--- Exercise aim ---
Repeat every record exactly, but keep images out of the copy.

--- Raw records ---
::::::::

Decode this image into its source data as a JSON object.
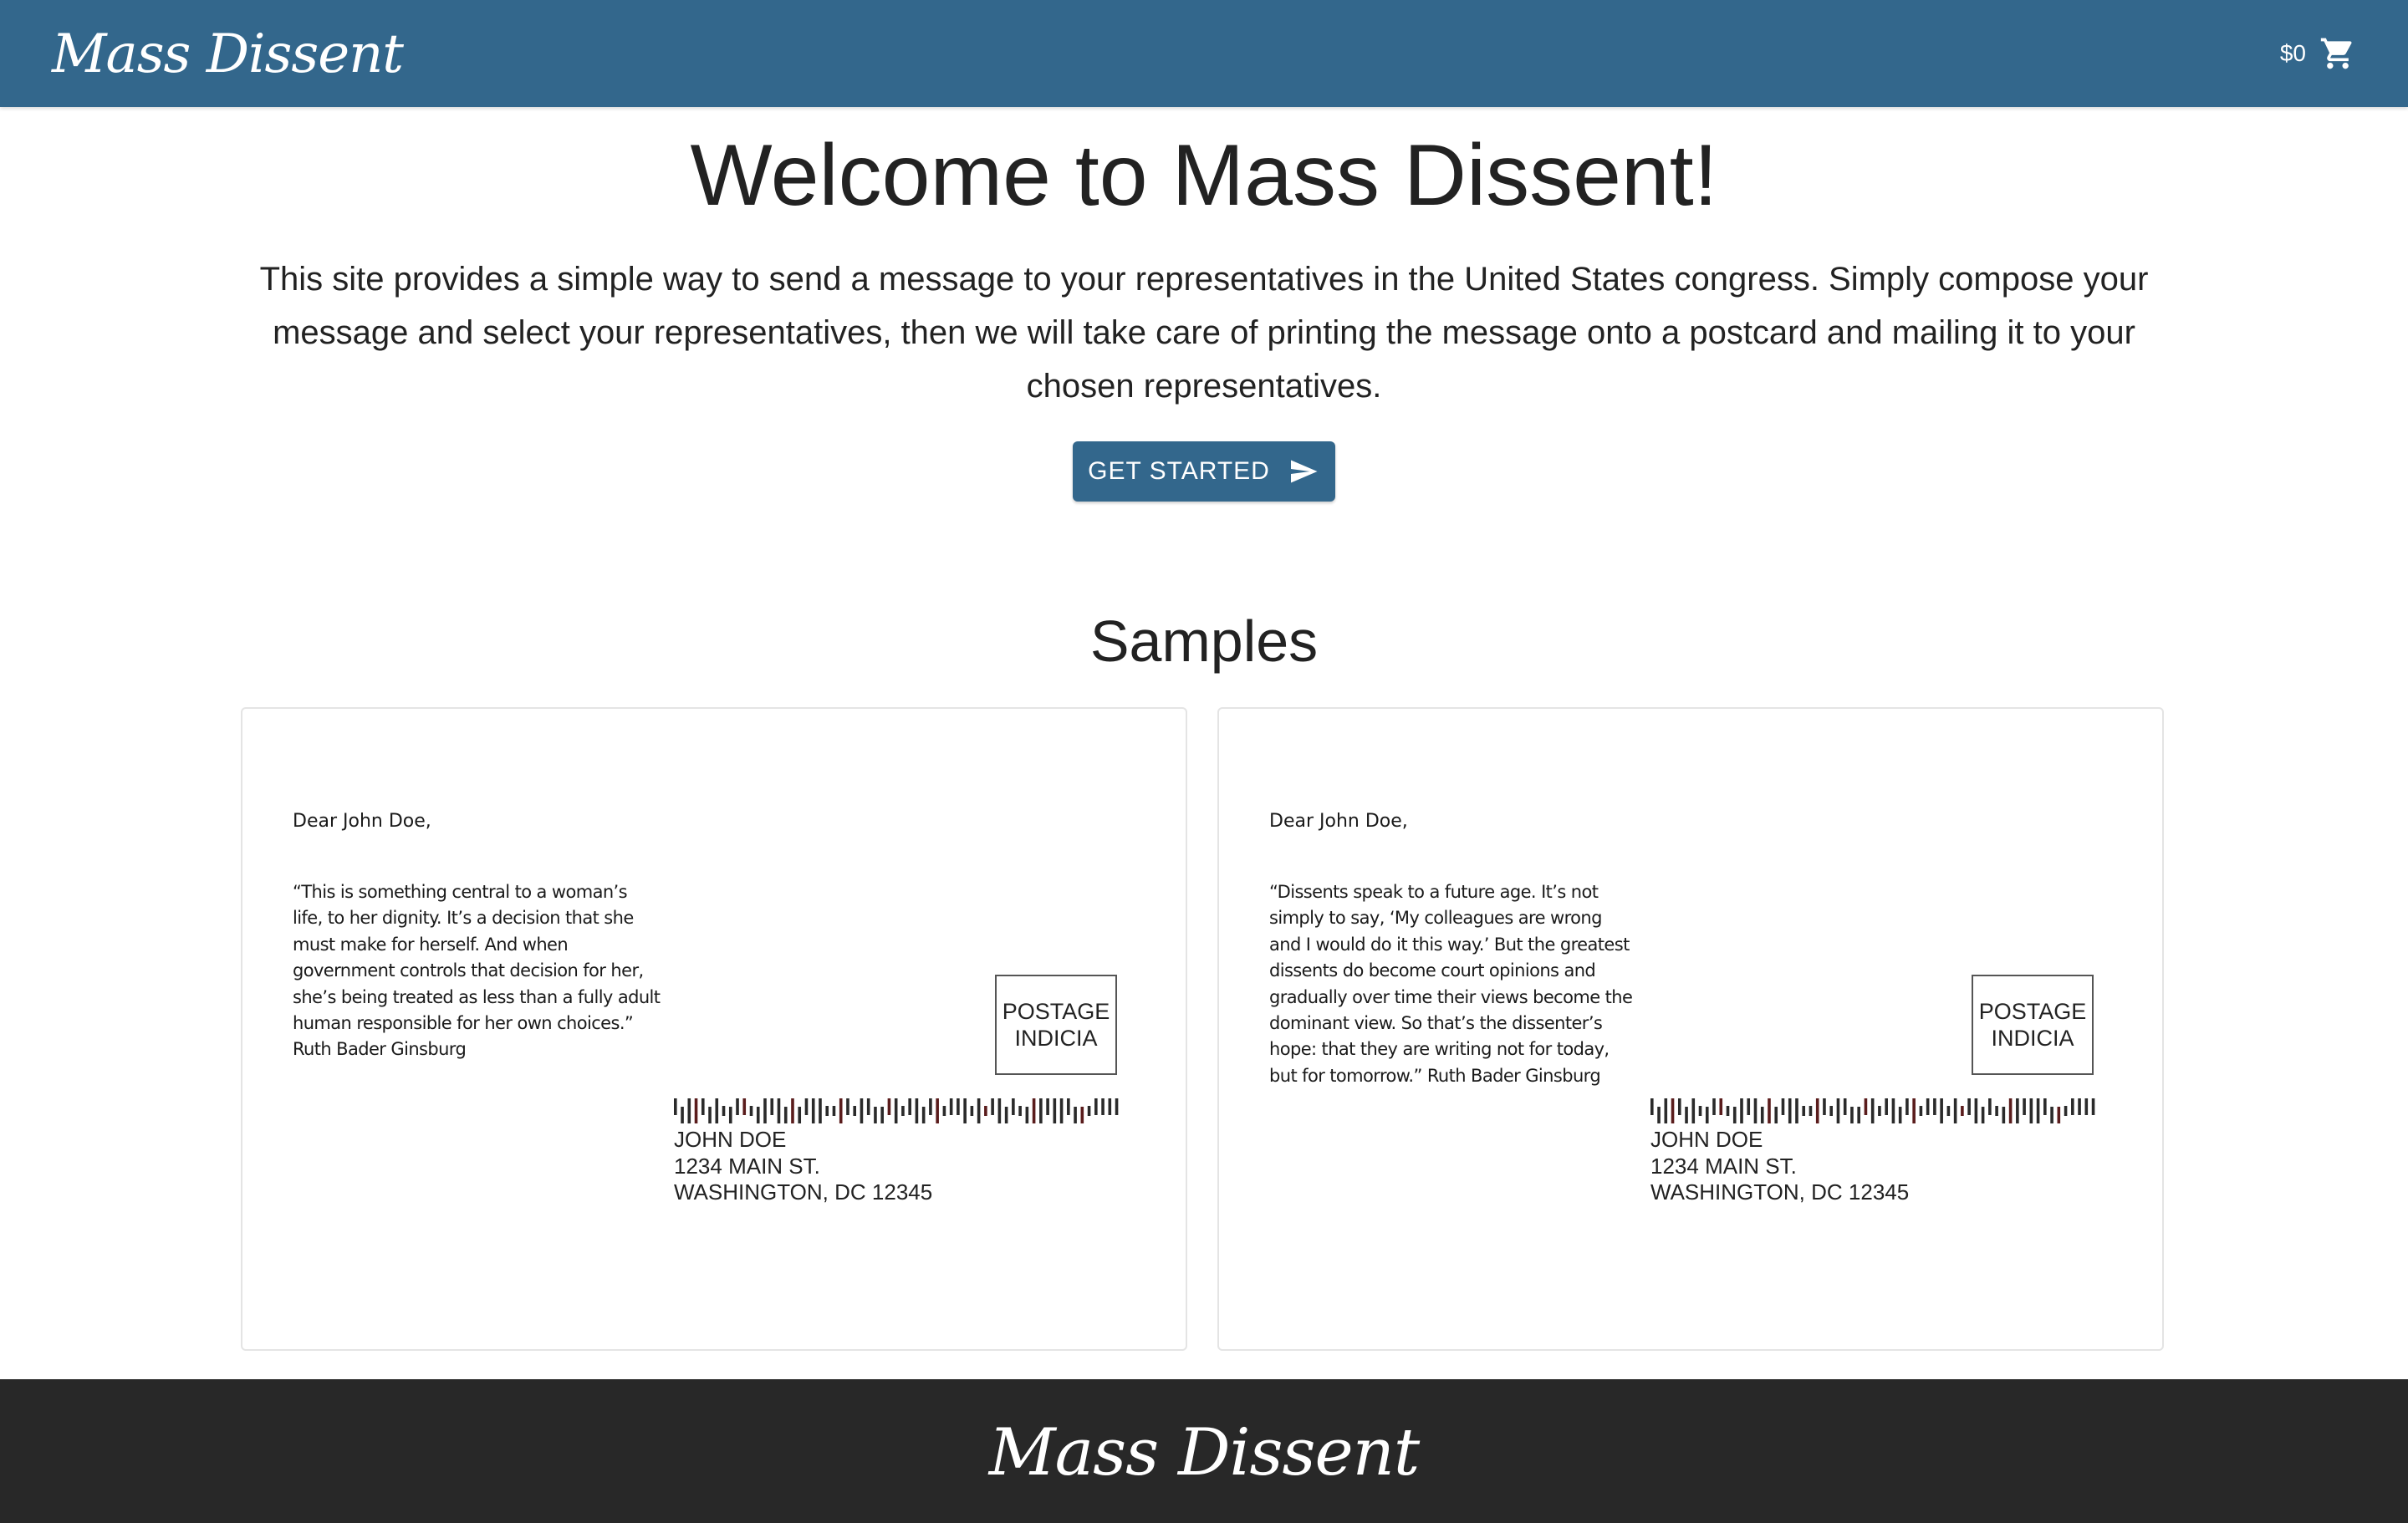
{
  "header": {
    "brand": "Mass Dissent",
    "cart_total": "$0",
    "cart_icon": "shopping-cart-icon",
    "background_color": "#33678c"
  },
  "hero": {
    "title": "Welcome to Mass Dissent!",
    "description": "This site provides a simple way to send a message to your representatives in the United States congress. Simply compose your message and select your representatives, then we will take care of printing the message onto a postcard and mailing it to your chosen representatives.",
    "cta_label": "GET STARTED",
    "cta_icon": "send-icon"
  },
  "samples": {
    "title": "Samples",
    "cards": [
      {
        "greeting": "Dear John Doe,",
        "message": "“This is something central to a woman’s life, to her dignity. It’s a decision that she must make for herself. And when government controls that decision for her, she’s being treated as less than a fully adult human responsible for her own choices.”  Ruth Bader Ginsburg",
        "postage_line1": "POSTAGE",
        "postage_line2": "INDICIA",
        "address_name": "JOHN DOE",
        "address_street": "1234 MAIN ST.",
        "address_city": "WASHINGTON, DC 12345"
      },
      {
        "greeting": "Dear John Doe,",
        "message": "“Dissents speak to a future age. It’s not simply to say, ‘My colleagues are wrong and I would do it this way.’ But the greatest dissents do become court opinions and gradually over time their views become the dominant view. So that’s the dissenter’s hope: that they are writing not for today, but for tomorrow.” Ruth Bader Ginsburg",
        "postage_line1": "POSTAGE",
        "postage_line2": "INDICIA",
        "address_name": "JOHN DOE",
        "address_street": "1234 MAIN ST.",
        "address_city": "WASHINGTON, DC 12345"
      }
    ]
  },
  "footer": {
    "brand": "Mass Dissent",
    "background_color": "#282828"
  }
}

::::::::

--- Task solution ---
Decode this image into its source data as a JSON object.
{
  "header": {
    "brand": "Mass Dissent",
    "cart_total": "$0",
    "cart_icon": "shopping-cart-icon",
    "background_color": "#33678c"
  },
  "hero": {
    "title": "Welcome to Mass Dissent!",
    "description": "This site provides a simple way to send a message to your representatives in the United States congress. Simply compose your message and select your representatives, then we will take care of printing the message onto a postcard and mailing it to your chosen representatives.",
    "cta_label": "GET STARTED",
    "cta_icon": "send-icon"
  },
  "samples": {
    "title": "Samples",
    "cards": [
      {
        "greeting": "Dear John Doe,",
        "message": "“This is something central to a woman’s life, to her dignity. It’s a decision that she must make for herself. And when government controls that decision for her, she’s being treated as less than a fully adult human responsible for her own choices.”  Ruth Bader Ginsburg",
        "postage_line1": "POSTAGE",
        "postage_line2": "INDICIA",
        "address_name": "JOHN DOE",
        "address_street": "1234 MAIN ST.",
        "address_city": "WASHINGTON, DC 12345"
      },
      {
        "greeting": "Dear John Doe,",
        "message": "“Dissents speak to a future age. It’s not simply to say, ‘My colleagues are wrong and I would do it this way.’ But the greatest dissents do become court opinions and gradually over time their views become the dominant view. So that’s the dissenter’s hope: that they are writing not for today, but for tomorrow.” Ruth Bader Ginsburg",
        "postage_line1": "POSTAGE",
        "postage_line2": "INDICIA",
        "address_name": "JOHN DOE",
        "address_street": "1234 MAIN ST.",
        "address_city": "WASHINGTON, DC 12345"
      }
    ]
  },
  "footer": {
    "brand": "Mass Dissent",
    "background_color": "#282828"
  }
}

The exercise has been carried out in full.